[start]

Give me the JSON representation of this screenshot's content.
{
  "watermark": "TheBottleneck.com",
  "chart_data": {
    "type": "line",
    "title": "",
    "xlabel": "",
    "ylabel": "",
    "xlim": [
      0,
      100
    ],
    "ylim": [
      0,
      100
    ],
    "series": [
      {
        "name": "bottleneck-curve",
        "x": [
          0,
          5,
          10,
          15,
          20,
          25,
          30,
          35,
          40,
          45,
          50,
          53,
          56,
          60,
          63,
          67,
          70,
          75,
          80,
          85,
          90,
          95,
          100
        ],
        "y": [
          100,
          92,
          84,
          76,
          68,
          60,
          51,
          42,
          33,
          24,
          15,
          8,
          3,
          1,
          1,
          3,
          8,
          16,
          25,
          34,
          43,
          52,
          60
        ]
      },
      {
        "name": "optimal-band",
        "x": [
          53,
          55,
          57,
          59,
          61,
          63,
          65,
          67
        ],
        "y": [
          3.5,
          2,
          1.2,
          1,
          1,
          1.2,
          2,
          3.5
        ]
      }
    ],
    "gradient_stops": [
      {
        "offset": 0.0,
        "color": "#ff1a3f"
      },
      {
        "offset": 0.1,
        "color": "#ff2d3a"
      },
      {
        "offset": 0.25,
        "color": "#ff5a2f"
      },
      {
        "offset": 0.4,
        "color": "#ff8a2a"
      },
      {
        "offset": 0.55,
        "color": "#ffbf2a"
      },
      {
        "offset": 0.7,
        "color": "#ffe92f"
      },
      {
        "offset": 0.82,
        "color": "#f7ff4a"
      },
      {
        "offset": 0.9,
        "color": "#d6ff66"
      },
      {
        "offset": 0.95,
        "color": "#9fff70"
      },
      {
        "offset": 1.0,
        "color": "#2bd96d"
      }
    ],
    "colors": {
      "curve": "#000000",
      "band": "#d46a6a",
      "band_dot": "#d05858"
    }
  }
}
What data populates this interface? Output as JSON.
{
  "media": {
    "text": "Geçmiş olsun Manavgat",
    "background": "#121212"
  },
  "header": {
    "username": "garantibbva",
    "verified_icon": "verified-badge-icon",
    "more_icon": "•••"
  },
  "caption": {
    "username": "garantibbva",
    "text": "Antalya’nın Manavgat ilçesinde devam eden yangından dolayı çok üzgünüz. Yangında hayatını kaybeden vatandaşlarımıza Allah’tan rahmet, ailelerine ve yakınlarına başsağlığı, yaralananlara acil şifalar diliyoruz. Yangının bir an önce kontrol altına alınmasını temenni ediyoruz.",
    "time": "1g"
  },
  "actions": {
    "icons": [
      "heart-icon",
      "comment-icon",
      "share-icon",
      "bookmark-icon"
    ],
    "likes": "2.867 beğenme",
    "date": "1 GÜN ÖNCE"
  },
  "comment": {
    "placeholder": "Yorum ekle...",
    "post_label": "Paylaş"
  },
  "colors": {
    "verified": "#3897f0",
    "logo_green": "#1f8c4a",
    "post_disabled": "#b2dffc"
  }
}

[end]

## What you will do
Copy out every line from the records that has the word "offset".

## Response
        "offset": 0.0,
        "offset": 0.1,
        "offset": 0.25,
        "offset": 0.4,
        "offset": 0.55,
        "offset": 0.7,
        "offset": 0.82,
        "offset": 0.9,
        "offset": 0.95,
        "offset": 1.0,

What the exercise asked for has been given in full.